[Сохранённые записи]
----

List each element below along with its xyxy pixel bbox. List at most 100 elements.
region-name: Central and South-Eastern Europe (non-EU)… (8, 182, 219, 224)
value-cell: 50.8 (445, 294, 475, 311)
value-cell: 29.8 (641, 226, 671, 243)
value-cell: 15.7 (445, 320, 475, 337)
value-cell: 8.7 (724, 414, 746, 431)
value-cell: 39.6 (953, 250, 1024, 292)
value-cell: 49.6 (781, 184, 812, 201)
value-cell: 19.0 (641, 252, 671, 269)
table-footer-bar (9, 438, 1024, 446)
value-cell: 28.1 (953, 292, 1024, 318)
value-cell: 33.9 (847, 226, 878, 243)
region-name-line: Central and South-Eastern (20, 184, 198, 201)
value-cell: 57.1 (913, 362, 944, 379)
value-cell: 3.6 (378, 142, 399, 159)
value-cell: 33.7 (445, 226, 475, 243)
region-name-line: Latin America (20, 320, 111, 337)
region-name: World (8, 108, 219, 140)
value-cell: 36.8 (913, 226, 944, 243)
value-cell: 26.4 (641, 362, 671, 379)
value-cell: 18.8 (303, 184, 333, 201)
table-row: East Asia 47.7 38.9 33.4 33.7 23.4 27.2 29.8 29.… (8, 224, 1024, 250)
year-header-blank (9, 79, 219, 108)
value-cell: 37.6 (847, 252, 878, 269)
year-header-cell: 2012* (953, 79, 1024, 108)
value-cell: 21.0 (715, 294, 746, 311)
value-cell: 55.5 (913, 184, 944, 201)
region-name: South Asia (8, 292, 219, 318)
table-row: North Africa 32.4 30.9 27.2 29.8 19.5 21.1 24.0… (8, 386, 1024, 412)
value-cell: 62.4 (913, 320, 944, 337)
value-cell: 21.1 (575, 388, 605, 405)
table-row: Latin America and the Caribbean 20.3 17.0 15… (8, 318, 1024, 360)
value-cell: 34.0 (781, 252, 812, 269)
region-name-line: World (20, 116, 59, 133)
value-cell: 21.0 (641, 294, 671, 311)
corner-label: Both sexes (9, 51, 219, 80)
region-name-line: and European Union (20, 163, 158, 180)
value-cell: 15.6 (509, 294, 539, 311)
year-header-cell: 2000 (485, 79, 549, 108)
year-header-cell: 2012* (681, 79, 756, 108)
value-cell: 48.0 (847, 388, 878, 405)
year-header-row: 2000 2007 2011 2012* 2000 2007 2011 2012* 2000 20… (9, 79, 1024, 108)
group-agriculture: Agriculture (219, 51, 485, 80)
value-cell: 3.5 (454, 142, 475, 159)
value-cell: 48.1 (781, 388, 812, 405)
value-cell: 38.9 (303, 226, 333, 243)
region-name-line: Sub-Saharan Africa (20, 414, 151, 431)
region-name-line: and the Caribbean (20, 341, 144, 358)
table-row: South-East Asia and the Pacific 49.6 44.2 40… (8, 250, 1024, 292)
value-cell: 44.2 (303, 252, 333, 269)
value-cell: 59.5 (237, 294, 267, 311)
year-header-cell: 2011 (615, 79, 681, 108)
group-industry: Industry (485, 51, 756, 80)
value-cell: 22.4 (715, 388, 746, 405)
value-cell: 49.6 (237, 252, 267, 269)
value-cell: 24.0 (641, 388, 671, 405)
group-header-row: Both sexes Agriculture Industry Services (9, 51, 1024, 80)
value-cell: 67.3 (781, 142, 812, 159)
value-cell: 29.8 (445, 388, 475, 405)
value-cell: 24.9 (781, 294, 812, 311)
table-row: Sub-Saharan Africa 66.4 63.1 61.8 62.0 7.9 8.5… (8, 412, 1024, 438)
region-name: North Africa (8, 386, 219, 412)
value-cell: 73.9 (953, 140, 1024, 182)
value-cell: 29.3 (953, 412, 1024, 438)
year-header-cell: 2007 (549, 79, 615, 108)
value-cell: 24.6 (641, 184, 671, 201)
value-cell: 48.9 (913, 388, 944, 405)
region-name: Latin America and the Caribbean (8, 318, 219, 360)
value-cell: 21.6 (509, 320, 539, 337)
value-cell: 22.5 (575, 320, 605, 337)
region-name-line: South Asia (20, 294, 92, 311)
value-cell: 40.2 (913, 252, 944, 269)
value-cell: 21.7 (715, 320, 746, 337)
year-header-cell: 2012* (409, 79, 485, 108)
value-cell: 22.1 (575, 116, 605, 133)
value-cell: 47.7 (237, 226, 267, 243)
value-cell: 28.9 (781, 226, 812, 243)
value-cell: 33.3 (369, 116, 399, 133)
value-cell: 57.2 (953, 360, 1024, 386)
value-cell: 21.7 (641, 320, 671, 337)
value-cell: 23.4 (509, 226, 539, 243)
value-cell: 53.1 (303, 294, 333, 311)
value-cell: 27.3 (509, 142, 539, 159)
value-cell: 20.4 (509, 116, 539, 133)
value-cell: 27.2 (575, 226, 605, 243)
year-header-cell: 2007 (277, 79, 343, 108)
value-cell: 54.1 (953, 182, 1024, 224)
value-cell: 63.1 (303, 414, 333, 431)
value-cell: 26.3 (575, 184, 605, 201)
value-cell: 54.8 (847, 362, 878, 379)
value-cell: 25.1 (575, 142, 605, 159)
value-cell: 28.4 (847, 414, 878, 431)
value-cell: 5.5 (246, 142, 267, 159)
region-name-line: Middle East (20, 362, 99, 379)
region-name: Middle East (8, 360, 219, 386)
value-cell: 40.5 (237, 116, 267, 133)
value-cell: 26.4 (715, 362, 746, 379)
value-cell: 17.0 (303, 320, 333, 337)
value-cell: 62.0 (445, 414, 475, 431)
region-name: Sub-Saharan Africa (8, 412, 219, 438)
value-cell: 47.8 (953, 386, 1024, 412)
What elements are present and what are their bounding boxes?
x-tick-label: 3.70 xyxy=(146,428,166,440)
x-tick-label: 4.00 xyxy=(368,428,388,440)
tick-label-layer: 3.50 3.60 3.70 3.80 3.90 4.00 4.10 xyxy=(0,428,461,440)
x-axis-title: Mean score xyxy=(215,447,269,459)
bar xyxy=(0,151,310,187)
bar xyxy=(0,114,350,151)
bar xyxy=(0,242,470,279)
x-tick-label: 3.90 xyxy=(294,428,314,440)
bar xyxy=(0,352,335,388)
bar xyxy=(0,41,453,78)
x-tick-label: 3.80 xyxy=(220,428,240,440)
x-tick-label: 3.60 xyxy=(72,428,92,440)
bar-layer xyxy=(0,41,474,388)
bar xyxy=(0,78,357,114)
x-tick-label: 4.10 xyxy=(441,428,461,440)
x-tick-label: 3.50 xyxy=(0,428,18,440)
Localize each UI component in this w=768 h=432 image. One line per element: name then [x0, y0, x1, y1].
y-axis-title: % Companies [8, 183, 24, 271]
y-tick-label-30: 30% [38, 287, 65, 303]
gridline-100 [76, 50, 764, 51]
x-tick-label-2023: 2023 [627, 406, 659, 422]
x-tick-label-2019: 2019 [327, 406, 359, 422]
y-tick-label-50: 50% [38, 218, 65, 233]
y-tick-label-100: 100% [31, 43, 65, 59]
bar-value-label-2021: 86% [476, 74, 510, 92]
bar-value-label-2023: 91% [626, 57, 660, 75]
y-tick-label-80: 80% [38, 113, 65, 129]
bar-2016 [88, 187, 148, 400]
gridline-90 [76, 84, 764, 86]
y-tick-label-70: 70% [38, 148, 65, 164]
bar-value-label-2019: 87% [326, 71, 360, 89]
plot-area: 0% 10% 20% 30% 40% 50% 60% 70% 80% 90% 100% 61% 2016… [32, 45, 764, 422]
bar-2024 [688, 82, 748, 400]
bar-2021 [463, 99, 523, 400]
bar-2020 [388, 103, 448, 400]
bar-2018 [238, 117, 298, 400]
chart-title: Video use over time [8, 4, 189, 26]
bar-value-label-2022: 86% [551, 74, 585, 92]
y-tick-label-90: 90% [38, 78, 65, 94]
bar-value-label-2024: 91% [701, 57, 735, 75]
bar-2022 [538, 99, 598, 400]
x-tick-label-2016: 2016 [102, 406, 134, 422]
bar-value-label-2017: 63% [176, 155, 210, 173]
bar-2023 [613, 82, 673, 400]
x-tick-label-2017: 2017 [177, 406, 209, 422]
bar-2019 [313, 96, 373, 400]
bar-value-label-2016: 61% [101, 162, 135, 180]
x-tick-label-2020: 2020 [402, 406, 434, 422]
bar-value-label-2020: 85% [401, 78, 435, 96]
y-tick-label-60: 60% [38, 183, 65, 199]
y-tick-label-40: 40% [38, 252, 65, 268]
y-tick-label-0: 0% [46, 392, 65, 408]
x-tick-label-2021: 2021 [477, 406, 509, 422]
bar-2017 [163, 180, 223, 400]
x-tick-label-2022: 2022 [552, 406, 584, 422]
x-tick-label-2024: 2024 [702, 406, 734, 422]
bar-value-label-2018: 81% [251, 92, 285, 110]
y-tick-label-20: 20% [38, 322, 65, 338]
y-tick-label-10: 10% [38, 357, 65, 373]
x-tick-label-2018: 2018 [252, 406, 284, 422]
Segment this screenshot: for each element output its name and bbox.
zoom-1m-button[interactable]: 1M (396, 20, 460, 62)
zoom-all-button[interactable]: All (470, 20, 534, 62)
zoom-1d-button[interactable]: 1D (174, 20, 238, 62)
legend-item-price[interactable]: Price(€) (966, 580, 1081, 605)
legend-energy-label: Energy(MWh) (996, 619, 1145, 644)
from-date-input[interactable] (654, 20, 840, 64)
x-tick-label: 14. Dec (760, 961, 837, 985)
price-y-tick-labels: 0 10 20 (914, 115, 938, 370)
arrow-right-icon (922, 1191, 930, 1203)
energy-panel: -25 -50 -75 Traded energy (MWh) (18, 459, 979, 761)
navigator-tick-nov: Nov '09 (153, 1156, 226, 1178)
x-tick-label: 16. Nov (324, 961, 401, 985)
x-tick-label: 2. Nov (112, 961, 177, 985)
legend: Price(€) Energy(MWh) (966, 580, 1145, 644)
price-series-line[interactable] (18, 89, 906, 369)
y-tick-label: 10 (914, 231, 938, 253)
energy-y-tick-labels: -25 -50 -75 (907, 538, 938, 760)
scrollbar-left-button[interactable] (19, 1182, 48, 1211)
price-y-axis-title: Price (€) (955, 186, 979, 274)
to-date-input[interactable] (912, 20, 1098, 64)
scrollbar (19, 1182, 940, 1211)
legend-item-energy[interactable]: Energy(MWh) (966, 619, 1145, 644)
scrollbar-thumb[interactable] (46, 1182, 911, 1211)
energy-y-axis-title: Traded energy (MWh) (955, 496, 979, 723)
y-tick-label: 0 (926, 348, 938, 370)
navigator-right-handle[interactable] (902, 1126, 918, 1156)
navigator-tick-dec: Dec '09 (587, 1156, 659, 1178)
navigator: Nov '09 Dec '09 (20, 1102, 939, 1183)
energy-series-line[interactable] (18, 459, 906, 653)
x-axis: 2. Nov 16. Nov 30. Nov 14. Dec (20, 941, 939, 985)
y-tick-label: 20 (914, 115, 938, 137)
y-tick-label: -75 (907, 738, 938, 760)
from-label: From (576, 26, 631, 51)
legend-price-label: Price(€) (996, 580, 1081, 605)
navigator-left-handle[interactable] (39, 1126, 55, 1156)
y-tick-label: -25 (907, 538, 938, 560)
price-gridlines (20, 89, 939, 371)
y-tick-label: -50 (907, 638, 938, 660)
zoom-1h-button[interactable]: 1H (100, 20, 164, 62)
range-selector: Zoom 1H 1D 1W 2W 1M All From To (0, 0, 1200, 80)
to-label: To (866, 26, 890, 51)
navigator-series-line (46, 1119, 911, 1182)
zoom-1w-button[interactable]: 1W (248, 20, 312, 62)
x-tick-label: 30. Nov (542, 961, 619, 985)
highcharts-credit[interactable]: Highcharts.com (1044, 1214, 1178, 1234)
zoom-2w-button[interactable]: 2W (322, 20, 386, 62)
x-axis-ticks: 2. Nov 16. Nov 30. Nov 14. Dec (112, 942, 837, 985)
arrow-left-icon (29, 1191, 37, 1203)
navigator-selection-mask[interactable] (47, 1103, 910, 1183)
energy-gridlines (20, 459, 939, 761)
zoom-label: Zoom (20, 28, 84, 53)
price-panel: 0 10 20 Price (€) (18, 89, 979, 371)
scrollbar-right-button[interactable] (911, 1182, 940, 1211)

----

### ЗАДАНИЕ
Перепишите без изменений строки списка от самого начала до строки с "value-cell: 21.1 (575, 388, 605, 405)", включая обе границы.

### РЕЗУЛЬТАТ ВЫПОЛНЕНИЯ
List each element below along with its xyxy pixel bbox. List at most 100 elements.
region-name: Central and South-Eastern Europe (non-EU)… (8, 182, 219, 224)
value-cell: 50.8 (445, 294, 475, 311)
value-cell: 29.8 (641, 226, 671, 243)
value-cell: 15.7 (445, 320, 475, 337)
value-cell: 8.7 (724, 414, 746, 431)
value-cell: 39.6 (953, 250, 1024, 292)
value-cell: 49.6 (781, 184, 812, 201)
value-cell: 19.0 (641, 252, 671, 269)
table-footer-bar (9, 438, 1024, 446)
value-cell: 28.1 (953, 292, 1024, 318)
value-cell: 33.9 (847, 226, 878, 243)
region-name-line: Central and South-Eastern (20, 184, 198, 201)
value-cell: 57.1 (913, 362, 944, 379)
value-cell: 3.6 (378, 142, 399, 159)
value-cell: 33.7 (445, 226, 475, 243)
region-name-line: Latin America (20, 320, 111, 337)
region-name: World (8, 108, 219, 140)
value-cell: 36.8 (913, 226, 944, 243)
value-cell: 26.4 (641, 362, 671, 379)
value-cell: 18.8 (303, 184, 333, 201)
table-row: East Asia 47.7 38.9 33.4 33.7 23.4 27.2 29.8 29.… (8, 224, 1024, 250)
year-header-blank (9, 79, 219, 108)
value-cell: 37.6 (847, 252, 878, 269)
year-header-cell: 2012* (953, 79, 1024, 108)
value-cell: 21.0 (715, 294, 746, 311)
value-cell: 55.5 (913, 184, 944, 201)
region-name: South Asia (8, 292, 219, 318)
table-row: North Africa 32.4 30.9 27.2 29.8 19.5 21.1 24.0… (8, 386, 1024, 412)
value-cell: 62.4 (913, 320, 944, 337)
value-cell: 21.1 (575, 388, 605, 405)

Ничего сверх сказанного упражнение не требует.